### Given information

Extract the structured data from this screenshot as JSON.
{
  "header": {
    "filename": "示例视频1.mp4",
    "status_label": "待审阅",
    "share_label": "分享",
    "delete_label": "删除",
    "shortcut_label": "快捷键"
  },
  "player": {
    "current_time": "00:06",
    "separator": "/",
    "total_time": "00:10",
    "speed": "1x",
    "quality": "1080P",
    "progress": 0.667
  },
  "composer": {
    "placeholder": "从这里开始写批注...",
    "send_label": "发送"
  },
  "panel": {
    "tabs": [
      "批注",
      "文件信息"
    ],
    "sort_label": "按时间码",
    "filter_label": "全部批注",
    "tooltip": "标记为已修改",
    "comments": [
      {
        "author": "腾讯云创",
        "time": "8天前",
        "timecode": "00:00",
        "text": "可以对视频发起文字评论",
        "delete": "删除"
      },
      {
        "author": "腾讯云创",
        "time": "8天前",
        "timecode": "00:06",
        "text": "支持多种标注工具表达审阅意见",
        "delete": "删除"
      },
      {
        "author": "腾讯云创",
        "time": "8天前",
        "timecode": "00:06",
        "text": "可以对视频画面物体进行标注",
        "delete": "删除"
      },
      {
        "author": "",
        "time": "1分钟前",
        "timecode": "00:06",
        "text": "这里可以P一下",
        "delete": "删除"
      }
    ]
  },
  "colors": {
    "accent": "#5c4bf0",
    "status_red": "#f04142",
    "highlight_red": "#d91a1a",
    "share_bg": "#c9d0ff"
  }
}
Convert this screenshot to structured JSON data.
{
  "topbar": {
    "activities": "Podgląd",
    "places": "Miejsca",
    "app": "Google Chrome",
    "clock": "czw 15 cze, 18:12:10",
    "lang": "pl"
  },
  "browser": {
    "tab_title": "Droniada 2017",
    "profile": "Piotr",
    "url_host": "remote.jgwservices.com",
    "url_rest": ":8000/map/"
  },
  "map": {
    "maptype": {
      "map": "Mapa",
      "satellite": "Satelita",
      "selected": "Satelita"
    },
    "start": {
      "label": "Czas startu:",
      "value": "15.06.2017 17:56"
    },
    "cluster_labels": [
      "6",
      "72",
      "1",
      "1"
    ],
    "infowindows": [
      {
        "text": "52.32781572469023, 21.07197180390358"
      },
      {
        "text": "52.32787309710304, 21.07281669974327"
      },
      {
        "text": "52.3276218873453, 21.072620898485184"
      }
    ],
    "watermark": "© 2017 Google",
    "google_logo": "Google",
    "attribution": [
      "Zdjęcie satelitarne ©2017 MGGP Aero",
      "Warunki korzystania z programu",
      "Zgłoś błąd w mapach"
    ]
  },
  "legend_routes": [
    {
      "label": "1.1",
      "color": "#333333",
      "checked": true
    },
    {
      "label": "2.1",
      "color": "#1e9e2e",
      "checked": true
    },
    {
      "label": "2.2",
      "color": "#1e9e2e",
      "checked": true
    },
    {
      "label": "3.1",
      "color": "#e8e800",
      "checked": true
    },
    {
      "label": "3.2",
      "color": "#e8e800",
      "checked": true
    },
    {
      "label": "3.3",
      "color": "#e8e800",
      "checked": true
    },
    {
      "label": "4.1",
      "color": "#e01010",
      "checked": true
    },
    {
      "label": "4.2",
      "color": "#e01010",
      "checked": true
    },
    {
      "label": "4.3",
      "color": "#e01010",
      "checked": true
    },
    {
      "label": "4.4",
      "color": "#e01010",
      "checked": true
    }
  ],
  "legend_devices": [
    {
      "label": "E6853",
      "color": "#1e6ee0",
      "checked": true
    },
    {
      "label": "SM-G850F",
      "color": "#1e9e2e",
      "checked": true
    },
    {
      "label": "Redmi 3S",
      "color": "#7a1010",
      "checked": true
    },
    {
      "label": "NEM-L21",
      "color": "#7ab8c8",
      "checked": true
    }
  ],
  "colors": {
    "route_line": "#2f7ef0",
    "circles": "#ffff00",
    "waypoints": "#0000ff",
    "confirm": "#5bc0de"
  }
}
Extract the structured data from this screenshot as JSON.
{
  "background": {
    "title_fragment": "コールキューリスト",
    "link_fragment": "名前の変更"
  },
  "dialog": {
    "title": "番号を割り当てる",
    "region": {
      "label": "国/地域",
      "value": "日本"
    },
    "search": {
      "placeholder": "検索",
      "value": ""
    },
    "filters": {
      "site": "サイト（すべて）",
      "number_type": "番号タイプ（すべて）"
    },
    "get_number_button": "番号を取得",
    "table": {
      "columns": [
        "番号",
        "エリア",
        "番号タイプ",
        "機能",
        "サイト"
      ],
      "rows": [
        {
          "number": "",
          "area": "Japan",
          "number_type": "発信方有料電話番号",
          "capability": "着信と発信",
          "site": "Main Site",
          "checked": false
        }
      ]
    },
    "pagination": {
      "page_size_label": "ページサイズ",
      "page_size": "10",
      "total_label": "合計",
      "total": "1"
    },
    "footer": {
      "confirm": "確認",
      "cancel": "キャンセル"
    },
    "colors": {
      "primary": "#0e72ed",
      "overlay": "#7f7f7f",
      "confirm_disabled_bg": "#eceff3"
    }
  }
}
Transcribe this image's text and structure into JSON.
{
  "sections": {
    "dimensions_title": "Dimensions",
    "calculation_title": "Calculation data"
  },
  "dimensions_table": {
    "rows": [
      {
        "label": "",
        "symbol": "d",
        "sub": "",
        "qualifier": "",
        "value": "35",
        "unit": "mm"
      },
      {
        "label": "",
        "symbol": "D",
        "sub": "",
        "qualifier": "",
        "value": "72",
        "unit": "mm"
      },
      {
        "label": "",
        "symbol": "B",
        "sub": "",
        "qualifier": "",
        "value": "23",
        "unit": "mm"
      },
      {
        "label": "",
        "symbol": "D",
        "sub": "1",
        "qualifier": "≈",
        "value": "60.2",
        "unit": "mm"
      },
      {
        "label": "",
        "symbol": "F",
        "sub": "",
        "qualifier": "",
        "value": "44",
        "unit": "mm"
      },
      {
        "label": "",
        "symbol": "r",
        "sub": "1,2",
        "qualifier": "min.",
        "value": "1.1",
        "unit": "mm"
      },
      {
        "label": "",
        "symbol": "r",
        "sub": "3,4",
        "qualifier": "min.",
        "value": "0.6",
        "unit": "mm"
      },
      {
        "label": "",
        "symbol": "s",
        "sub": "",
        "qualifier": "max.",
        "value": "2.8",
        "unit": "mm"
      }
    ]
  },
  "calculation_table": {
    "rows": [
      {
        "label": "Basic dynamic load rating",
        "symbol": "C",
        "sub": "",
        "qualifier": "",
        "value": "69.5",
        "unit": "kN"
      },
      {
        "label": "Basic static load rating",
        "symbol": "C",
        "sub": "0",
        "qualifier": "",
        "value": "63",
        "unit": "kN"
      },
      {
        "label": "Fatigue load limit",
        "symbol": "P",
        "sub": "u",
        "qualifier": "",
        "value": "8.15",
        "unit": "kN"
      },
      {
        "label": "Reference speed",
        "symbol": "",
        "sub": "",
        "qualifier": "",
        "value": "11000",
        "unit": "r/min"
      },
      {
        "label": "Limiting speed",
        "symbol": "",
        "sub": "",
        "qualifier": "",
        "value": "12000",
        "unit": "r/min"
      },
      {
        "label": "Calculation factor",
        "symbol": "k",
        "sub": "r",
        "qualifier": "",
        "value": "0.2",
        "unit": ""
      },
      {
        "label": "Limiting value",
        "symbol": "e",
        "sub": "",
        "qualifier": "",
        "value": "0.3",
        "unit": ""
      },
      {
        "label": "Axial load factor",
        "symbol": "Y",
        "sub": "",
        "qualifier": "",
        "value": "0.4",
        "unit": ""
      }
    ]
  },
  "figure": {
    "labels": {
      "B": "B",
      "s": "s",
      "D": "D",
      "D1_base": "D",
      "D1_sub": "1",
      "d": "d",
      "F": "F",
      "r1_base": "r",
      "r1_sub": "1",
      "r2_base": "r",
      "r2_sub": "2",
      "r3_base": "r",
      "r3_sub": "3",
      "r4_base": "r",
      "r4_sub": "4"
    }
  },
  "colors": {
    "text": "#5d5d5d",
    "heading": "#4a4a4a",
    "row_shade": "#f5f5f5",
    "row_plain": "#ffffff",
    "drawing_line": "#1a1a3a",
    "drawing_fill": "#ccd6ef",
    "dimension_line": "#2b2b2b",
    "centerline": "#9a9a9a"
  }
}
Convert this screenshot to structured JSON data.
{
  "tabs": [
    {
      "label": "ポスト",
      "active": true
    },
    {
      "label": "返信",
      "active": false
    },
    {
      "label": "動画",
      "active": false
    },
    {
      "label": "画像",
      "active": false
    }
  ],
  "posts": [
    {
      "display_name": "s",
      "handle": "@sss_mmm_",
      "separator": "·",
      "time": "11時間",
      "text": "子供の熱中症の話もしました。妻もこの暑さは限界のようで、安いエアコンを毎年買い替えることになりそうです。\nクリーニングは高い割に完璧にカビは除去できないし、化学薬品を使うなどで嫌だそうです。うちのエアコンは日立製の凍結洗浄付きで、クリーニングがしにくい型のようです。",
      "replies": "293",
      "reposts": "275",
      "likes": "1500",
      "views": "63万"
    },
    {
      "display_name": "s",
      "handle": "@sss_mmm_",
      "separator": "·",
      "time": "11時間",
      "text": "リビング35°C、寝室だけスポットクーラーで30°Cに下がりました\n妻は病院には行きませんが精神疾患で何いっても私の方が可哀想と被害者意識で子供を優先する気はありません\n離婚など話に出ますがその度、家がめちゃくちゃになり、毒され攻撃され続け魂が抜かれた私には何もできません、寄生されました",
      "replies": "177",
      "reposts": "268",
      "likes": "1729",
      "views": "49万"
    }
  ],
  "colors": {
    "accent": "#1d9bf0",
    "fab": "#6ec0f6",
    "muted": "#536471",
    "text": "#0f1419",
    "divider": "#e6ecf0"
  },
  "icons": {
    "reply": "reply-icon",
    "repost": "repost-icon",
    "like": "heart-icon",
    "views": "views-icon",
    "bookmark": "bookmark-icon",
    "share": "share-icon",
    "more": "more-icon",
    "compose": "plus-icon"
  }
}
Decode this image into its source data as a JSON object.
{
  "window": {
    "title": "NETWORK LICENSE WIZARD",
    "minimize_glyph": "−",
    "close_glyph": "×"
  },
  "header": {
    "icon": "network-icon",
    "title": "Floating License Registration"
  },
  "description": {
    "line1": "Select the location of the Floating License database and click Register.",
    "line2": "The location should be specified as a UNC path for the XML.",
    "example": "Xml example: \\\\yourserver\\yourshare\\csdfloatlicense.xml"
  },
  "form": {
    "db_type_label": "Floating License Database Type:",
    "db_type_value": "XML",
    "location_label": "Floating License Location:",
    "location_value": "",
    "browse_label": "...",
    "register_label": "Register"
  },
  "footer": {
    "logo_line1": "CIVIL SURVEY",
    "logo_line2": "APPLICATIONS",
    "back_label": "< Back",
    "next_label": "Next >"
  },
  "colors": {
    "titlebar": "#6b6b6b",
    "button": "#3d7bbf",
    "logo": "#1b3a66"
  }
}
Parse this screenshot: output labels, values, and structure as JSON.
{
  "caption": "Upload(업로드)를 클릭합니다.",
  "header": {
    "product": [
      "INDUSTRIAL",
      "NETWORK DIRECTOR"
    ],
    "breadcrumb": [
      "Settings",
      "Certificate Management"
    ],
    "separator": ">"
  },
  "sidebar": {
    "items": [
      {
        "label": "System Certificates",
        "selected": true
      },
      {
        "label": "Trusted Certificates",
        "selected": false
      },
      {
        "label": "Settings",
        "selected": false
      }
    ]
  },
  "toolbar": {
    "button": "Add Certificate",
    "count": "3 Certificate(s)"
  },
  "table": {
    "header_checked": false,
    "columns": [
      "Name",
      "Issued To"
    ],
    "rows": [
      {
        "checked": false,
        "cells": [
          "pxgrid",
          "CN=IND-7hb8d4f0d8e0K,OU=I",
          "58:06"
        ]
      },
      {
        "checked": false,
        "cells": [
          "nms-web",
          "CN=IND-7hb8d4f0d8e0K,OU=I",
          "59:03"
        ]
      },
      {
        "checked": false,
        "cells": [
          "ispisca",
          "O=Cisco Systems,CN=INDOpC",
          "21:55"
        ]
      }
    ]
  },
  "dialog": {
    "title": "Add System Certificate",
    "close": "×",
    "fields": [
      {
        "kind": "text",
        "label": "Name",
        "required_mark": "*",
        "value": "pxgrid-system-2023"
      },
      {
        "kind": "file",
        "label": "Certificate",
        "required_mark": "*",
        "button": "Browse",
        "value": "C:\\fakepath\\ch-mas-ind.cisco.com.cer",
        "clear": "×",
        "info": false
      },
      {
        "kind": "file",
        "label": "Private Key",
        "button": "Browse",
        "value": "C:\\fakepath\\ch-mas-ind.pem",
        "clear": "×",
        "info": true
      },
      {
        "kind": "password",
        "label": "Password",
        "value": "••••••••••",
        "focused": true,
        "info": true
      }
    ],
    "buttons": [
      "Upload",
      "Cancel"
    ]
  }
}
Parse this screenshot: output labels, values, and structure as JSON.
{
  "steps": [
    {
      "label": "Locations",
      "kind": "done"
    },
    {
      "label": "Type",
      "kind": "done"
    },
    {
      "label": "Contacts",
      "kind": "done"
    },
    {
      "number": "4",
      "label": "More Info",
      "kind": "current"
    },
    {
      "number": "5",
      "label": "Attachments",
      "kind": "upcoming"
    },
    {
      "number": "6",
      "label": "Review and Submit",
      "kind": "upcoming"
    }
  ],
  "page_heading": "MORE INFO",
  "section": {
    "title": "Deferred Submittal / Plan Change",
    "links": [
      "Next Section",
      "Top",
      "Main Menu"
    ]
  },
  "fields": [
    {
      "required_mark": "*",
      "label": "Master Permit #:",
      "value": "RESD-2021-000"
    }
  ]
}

### What you are asked to do
In the records above, find the lines containing "speed" and copy them.

### Correct result
    "speed": "1x",
        "label": "Reference speed",
        "label": "Limiting speed",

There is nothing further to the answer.